= INPUT ROWS =

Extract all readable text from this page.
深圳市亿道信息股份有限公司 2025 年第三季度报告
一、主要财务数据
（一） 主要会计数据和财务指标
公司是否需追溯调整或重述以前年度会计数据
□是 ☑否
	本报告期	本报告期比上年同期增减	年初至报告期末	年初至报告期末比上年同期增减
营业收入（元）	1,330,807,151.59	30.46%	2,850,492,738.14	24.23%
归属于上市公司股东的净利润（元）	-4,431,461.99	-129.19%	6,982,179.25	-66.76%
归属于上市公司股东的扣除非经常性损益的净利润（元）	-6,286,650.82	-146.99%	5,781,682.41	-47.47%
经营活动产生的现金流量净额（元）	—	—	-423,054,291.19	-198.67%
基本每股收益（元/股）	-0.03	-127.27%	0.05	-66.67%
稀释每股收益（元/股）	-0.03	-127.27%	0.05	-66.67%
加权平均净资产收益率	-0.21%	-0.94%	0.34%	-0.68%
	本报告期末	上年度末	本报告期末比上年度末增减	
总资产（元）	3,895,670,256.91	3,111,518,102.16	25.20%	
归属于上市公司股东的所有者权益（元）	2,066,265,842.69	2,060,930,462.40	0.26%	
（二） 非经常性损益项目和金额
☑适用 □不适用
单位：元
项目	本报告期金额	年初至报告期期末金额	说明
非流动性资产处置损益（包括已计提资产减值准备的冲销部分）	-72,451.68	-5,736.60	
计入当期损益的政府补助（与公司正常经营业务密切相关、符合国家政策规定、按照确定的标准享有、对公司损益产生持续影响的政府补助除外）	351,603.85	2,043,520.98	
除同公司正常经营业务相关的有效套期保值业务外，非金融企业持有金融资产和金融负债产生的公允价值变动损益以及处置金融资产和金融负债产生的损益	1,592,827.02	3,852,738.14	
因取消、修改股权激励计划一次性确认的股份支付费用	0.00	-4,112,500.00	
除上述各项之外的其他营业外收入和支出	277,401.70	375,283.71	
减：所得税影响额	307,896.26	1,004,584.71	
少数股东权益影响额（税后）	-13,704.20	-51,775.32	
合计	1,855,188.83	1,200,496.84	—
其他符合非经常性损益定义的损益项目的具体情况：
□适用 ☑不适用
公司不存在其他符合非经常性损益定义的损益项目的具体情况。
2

= EXERCISE DESCRIPTION =
Write the data from above out again, exactly.

= ANSWER TO THIS TASK =
Extract all readable text from this page.
深圳市亿道信息股份有限公司 2025 年第三季度报告
一、主要财务数据
（一） 主要会计数据和财务指标
公司是否需追溯调整或重述以前年度会计数据
□是 ☑否
	本报告期	本报告期比上年同期增减	年初至报告期末	年初至报告期末比上年同期增减
营业收入（元）	1,330,807,151.59	30.46%	2,850,492,738.14	24.23%
归属于上市公司股东的净利润（元）	-4,431,461.99	-129.19%	6,982,179.25	-66.76%
归属于上市公司股东的扣除非经常性损益的净利润（元）	-6,286,650.82	-146.99%	5,781,682.41	-47.47%
经营活动产生的现金流量净额（元）	—	—	-423,054,291.19	-198.67%
基本每股收益（元/股）	-0.03	-127.27%	0.05	-66.67%
稀释每股收益（元/股）	-0.03	-127.27%	0.05	-66.67%
加权平均净资产收益率	-0.21%	-0.94%	0.34%	-0.68%
	本报告期末	上年度末	本报告期末比上年度末增减	
总资产（元）	3,895,670,256.91	3,111,518,102.16	25.20%	
归属于上市公司股东的所有者权益（元）	2,066,265,842.69	2,060,930,462.40	0.26%	
（二） 非经常性损益项目和金额
☑适用 □不适用
单位：元
项目	本报告期金额	年初至报告期期末金额	说明
非流动性资产处置损益（包括已计提资产减值准备的冲销部分）	-72,451.68	-5,736.60	
计入当期损益的政府补助（与公司正常经营业务密切相关、符合国家政策规定、按照确定的标准享有、对公司损益产生持续影响的政府补助除外）	351,603.85	2,043,520.98	
除同公司正常经营业务相关的有效套期保值业务外，非金融企业持有金融资产和金融负债产生的公允价值变动损益以及处置金融资产和金融负债产生的损益	1,592,827.02	3,852,738.14	
因取消、修改股权激励计划一次性确认的股份支付费用	0.00	-4,112,500.00	
除上述各项之外的其他营业外收入和支出	277,401.70	375,283.71	
减：所得税影响额	307,896.26	1,004,584.71	
少数股东权益影响额（税后）	-13,704.20	-51,775.32	
合计	1,855,188.83	1,200,496.84	—
其他符合非经常性损益定义的损益项目的具体情况：
□适用 ☑不适用
公司不存在其他符合非经常性损益定义的损益项目的具体情况。
2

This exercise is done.